* _YOUR TASK_:
Pick out every line holding the string "구원하였습니다" and copy it.

Stored records:
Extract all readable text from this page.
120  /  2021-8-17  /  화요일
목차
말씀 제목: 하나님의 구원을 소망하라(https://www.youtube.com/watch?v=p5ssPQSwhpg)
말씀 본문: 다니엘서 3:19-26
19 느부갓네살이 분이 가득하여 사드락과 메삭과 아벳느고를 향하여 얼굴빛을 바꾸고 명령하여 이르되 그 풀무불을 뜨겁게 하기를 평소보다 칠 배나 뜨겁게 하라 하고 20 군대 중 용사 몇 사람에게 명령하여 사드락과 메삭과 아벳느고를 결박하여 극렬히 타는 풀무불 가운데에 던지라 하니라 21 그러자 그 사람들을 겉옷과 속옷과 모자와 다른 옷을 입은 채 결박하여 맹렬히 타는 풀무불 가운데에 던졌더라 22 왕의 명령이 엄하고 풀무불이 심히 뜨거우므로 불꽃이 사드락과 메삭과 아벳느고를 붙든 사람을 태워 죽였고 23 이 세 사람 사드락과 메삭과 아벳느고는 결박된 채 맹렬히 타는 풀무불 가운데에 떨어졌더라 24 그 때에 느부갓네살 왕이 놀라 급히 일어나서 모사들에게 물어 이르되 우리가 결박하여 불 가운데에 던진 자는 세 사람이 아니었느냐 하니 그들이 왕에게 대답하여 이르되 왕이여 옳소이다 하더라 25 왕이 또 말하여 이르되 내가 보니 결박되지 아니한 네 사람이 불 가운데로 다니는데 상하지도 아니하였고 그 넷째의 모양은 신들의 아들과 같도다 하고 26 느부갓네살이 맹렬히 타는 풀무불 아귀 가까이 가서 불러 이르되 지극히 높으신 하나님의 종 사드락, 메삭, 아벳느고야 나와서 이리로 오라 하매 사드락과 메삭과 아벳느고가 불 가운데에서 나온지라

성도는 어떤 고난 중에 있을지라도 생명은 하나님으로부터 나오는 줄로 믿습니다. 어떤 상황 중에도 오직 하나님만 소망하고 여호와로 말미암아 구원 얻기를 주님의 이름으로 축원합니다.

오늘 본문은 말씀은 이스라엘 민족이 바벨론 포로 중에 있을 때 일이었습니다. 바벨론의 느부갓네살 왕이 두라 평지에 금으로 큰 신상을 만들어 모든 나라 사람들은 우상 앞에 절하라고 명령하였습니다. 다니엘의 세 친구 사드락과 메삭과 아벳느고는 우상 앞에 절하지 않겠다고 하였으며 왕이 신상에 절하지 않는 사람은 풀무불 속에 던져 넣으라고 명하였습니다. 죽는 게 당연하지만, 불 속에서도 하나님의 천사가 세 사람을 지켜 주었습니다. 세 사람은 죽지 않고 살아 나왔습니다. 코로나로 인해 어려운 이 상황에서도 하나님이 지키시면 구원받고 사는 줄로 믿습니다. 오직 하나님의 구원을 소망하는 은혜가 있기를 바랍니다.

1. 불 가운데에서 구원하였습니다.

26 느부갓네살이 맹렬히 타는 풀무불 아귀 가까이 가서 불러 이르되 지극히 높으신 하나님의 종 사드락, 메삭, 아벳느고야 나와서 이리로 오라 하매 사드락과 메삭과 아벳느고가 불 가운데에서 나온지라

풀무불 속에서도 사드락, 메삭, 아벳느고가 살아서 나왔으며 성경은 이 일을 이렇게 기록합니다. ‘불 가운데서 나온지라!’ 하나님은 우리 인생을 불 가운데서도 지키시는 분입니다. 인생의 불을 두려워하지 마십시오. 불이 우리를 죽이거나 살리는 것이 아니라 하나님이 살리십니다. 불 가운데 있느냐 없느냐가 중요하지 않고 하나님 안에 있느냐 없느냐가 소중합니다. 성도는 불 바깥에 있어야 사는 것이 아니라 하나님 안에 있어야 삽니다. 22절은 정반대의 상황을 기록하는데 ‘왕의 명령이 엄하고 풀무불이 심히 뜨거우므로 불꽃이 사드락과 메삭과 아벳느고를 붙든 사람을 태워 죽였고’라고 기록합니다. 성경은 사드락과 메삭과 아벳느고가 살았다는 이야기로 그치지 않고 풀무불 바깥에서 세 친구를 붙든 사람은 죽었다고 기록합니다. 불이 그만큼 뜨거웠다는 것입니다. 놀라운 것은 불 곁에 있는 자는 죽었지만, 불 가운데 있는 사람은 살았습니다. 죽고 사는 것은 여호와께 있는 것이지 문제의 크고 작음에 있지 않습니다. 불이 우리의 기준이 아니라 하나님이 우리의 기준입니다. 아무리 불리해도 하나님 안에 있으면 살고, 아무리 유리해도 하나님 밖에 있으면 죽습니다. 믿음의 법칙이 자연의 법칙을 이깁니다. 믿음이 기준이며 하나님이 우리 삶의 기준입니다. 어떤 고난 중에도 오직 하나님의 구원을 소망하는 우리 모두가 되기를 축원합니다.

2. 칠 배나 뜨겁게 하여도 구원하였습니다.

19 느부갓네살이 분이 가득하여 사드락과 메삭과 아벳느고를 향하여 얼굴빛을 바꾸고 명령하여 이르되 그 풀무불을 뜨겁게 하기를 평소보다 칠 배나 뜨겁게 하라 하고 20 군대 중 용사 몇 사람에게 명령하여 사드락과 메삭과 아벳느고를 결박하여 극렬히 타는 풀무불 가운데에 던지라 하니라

* _CORRECT RESULT_:
1. 불 가운데에서 구원하였습니다.
2. 칠 배나 뜨겁게 하여도 구원하였습니다.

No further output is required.